>> Start DATA FOR THIS EXERCISE
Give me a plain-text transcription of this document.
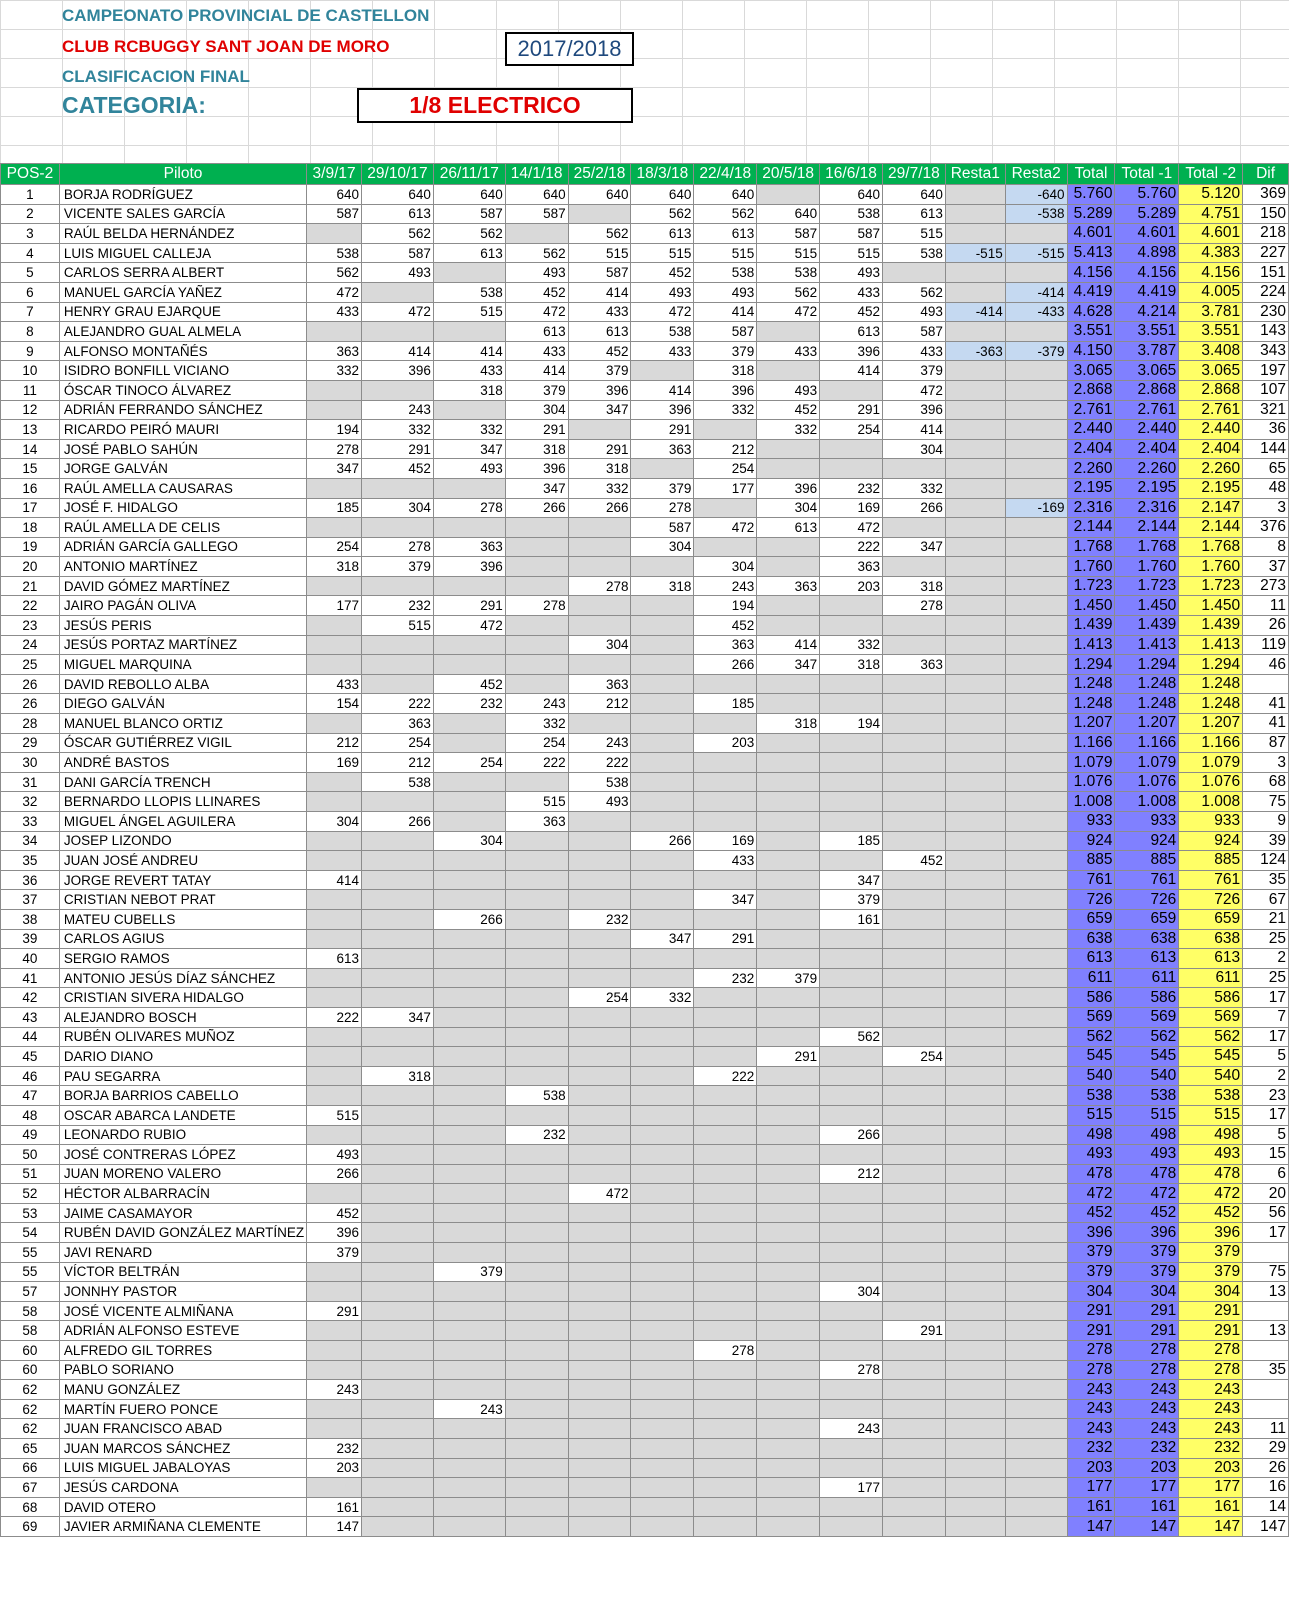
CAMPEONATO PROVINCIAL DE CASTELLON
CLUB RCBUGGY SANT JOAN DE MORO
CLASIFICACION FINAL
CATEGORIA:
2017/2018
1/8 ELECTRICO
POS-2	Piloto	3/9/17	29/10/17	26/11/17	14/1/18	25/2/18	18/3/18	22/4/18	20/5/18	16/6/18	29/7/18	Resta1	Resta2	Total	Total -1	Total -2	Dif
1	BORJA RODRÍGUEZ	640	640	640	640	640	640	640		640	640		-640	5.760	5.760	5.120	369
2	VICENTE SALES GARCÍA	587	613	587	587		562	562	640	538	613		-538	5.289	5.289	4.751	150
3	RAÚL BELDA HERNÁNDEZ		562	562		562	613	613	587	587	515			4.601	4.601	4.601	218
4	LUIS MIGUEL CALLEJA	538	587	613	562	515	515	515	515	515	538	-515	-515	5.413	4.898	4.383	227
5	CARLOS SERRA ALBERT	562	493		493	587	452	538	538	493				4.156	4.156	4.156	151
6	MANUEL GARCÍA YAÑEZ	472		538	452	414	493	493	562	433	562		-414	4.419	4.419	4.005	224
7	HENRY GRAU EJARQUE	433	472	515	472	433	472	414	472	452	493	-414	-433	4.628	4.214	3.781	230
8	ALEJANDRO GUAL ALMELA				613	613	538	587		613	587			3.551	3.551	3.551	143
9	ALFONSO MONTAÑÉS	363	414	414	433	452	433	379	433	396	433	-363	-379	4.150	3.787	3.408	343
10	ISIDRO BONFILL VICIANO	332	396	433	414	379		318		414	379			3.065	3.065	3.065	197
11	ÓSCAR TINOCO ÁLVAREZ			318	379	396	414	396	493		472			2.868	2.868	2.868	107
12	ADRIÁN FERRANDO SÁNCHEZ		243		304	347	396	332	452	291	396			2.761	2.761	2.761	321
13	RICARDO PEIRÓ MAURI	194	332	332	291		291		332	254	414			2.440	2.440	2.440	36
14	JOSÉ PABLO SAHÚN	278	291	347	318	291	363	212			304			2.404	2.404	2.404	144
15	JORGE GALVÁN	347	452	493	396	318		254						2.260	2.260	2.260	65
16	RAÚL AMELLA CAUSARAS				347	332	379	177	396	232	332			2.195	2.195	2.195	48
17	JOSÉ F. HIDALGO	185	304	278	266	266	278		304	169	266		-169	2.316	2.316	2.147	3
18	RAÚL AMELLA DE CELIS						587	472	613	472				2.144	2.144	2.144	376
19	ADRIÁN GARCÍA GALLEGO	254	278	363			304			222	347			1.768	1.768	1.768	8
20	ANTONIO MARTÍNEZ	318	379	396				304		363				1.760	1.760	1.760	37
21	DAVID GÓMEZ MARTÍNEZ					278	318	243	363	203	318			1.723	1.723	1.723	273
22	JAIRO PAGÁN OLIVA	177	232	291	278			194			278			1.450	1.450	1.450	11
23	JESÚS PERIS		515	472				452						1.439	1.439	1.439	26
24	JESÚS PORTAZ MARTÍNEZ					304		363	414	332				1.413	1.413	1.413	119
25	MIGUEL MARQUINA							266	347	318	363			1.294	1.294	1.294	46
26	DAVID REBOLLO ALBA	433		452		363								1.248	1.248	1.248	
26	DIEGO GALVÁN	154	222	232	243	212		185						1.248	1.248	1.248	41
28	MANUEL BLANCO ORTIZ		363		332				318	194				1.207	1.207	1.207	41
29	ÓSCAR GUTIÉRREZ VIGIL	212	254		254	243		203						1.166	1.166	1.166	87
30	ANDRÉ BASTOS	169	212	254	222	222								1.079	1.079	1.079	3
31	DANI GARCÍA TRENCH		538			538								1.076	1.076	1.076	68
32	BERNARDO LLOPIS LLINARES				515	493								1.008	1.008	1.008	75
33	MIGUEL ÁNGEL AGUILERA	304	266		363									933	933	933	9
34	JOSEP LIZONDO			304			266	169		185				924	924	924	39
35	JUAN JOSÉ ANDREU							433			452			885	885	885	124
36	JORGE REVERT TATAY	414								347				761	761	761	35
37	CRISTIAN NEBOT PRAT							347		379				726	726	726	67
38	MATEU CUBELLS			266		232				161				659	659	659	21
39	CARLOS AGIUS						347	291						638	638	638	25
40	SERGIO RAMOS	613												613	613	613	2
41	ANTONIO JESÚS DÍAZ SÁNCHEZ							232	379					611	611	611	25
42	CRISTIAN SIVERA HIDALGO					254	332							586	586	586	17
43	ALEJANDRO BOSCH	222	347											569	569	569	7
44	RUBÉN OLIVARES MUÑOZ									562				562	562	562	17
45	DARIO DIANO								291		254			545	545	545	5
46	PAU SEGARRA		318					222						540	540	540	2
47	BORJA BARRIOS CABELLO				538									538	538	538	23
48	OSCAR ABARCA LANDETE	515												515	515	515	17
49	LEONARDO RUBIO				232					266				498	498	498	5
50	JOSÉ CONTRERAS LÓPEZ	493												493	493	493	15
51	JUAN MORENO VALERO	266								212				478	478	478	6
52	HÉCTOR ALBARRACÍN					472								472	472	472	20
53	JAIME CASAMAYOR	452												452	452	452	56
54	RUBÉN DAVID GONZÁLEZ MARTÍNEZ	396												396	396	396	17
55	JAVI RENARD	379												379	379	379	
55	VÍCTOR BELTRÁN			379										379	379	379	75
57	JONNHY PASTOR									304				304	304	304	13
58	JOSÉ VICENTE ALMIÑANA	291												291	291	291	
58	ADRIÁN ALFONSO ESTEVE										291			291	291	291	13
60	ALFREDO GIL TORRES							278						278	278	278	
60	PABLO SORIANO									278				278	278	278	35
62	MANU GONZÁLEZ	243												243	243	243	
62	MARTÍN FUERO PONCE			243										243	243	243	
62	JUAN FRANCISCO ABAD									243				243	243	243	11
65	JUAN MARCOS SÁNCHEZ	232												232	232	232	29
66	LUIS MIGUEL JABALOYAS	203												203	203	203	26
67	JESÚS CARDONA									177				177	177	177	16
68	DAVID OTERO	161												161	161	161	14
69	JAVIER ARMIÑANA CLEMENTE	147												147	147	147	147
>> End DATA FOR THIS EXERCISE
WHAT YOU HAVE TO DO: Without the pictures, reproduce every line of the records above exactly.

TASK RESPONSE:
Give me a plain-text transcription of this document.
CAMPEONATO PROVINCIAL DE CASTELLON
CLUB RCBUGGY SANT JOAN DE MORO
CLASIFICACION FINAL
CATEGORIA:
2017/2018
1/8 ELECTRICO
POS-2	Piloto	3/9/17	29/10/17	26/11/17	14/1/18	25/2/18	18/3/18	22/4/18	20/5/18	16/6/18	29/7/18	Resta1	Resta2	Total	Total -1	Total -2	Dif
1	BORJA RODRÍGUEZ	640	640	640	640	640	640	640		640	640		-640	5.760	5.760	5.120	369
2	VICENTE SALES GARCÍA	587	613	587	587		562	562	640	538	613		-538	5.289	5.289	4.751	150
3	RAÚL BELDA HERNÁNDEZ		562	562		562	613	613	587	587	515			4.601	4.601	4.601	218
4	LUIS MIGUEL CALLEJA	538	587	613	562	515	515	515	515	515	538	-515	-515	5.413	4.898	4.383	227
5	CARLOS SERRA ALBERT	562	493		493	587	452	538	538	493				4.156	4.156	4.156	151
6	MANUEL GARCÍA YAÑEZ	472		538	452	414	493	493	562	433	562		-414	4.419	4.419	4.005	224
7	HENRY GRAU EJARQUE	433	472	515	472	433	472	414	472	452	493	-414	-433	4.628	4.214	3.781	230
8	ALEJANDRO GUAL ALMELA				613	613	538	587		613	587			3.551	3.551	3.551	143
9	ALFONSO MONTAÑÉS	363	414	414	433	452	433	379	433	396	433	-363	-379	4.150	3.787	3.408	343
10	ISIDRO BONFILL VICIANO	332	396	433	414	379		318		414	379			3.065	3.065	3.065	197
11	ÓSCAR TINOCO ÁLVAREZ			318	379	396	414	396	493		472			2.868	2.868	2.868	107
12	ADRIÁN FERRANDO SÁNCHEZ		243		304	347	396	332	452	291	396			2.761	2.761	2.761	321
13	RICARDO PEIRÓ MAURI	194	332	332	291		291		332	254	414			2.440	2.440	2.440	36
14	JOSÉ PABLO SAHÚN	278	291	347	318	291	363	212			304			2.404	2.404	2.404	144
15	JORGE GALVÁN	347	452	493	396	318		254						2.260	2.260	2.260	65
16	RAÚL AMELLA CAUSARAS				347	332	379	177	396	232	332			2.195	2.195	2.195	48
17	JOSÉ F. HIDALGO	185	304	278	266	266	278		304	169	266		-169	2.316	2.316	2.147	3
18	RAÚL AMELLA DE CELIS						587	472	613	472				2.144	2.144	2.144	376
19	ADRIÁN GARCÍA GALLEGO	254	278	363			304			222	347			1.768	1.768	1.768	8
20	ANTONIO MARTÍNEZ	318	379	396				304		363				1.760	1.760	1.760	37
21	DAVID GÓMEZ MARTÍNEZ					278	318	243	363	203	318			1.723	1.723	1.723	273
22	JAIRO PAGÁN OLIVA	177	232	291	278			194			278			1.450	1.450	1.450	11
23	JESÚS PERIS		515	472				452						1.439	1.439	1.439	26
24	JESÚS PORTAZ MARTÍNEZ					304		363	414	332				1.413	1.413	1.413	119
25	MIGUEL MARQUINA							266	347	318	363			1.294	1.294	1.294	46
26	DAVID REBOLLO ALBA	433		452		363								1.248	1.248	1.248	
26	DIEGO GALVÁN	154	222	232	243	212		185						1.248	1.248	1.248	41
28	MANUEL BLANCO ORTIZ		363		332				318	194				1.207	1.207	1.207	41
29	ÓSCAR GUTIÉRREZ VIGIL	212	254		254	243		203						1.166	1.166	1.166	87
30	ANDRÉ BASTOS	169	212	254	222	222								1.079	1.079	1.079	3
31	DANI GARCÍA TRENCH		538			538								1.076	1.076	1.076	68
32	BERNARDO LLOPIS LLINARES				515	493								1.008	1.008	1.008	75
33	MIGUEL ÁNGEL AGUILERA	304	266		363									933	933	933	9
34	JOSEP LIZONDO			304			266	169		185				924	924	924	39
35	JUAN JOSÉ ANDREU							433			452			885	885	885	124
36	JORGE REVERT TATAY	414								347				761	761	761	35
37	CRISTIAN NEBOT PRAT							347		379				726	726	726	67
38	MATEU CUBELLS			266		232				161				659	659	659	21
39	CARLOS AGIUS						347	291						638	638	638	25
40	SERGIO RAMOS	613												613	613	613	2
41	ANTONIO JESÚS DÍAZ SÁNCHEZ							232	379					611	611	611	25
42	CRISTIAN SIVERA HIDALGO					254	332							586	586	586	17
43	ALEJANDRO BOSCH	222	347											569	569	569	7
44	RUBÉN OLIVARES MUÑOZ									562				562	562	562	17
45	DARIO DIANO								291		254			545	545	545	5
46	PAU SEGARRA		318					222						540	540	540	2
47	BORJA BARRIOS CABELLO				538									538	538	538	23
48	OSCAR ABARCA LANDETE	515												515	515	515	17
49	LEONARDO RUBIO				232					266				498	498	498	5
50	JOSÉ CONTRERAS LÓPEZ	493												493	493	493	15
51	JUAN MORENO VALERO	266								212				478	478	478	6
52	HÉCTOR ALBARRACÍN					472								472	472	472	20
53	JAIME CASAMAYOR	452												452	452	452	56
54	RUBÉN DAVID GONZÁLEZ MARTÍNEZ	396												396	396	396	17
55	JAVI RENARD	379												379	379	379	
55	VÍCTOR BELTRÁN			379										379	379	379	75
57	JONNHY PASTOR									304				304	304	304	13
58	JOSÉ VICENTE ALMIÑANA	291												291	291	291	
58	ADRIÁN ALFONSO ESTEVE										291			291	291	291	13
60	ALFREDO GIL TORRES							278						278	278	278	
60	PABLO SORIANO									278				278	278	278	35
62	MANU GONZÁLEZ	243												243	243	243	
62	MARTÍN FUERO PONCE			243										243	243	243	
62	JUAN FRANCISCO ABAD									243				243	243	243	11
65	JUAN MARCOS SÁNCHEZ	232												232	232	232	29
66	LUIS MIGUEL JABALOYAS	203												203	203	203	26
67	JESÚS CARDONA									177				177	177	177	16
68	DAVID OTERO	161												161	161	161	14
69	JAVIER ARMIÑANA CLEMENTE	147												147	147	147	147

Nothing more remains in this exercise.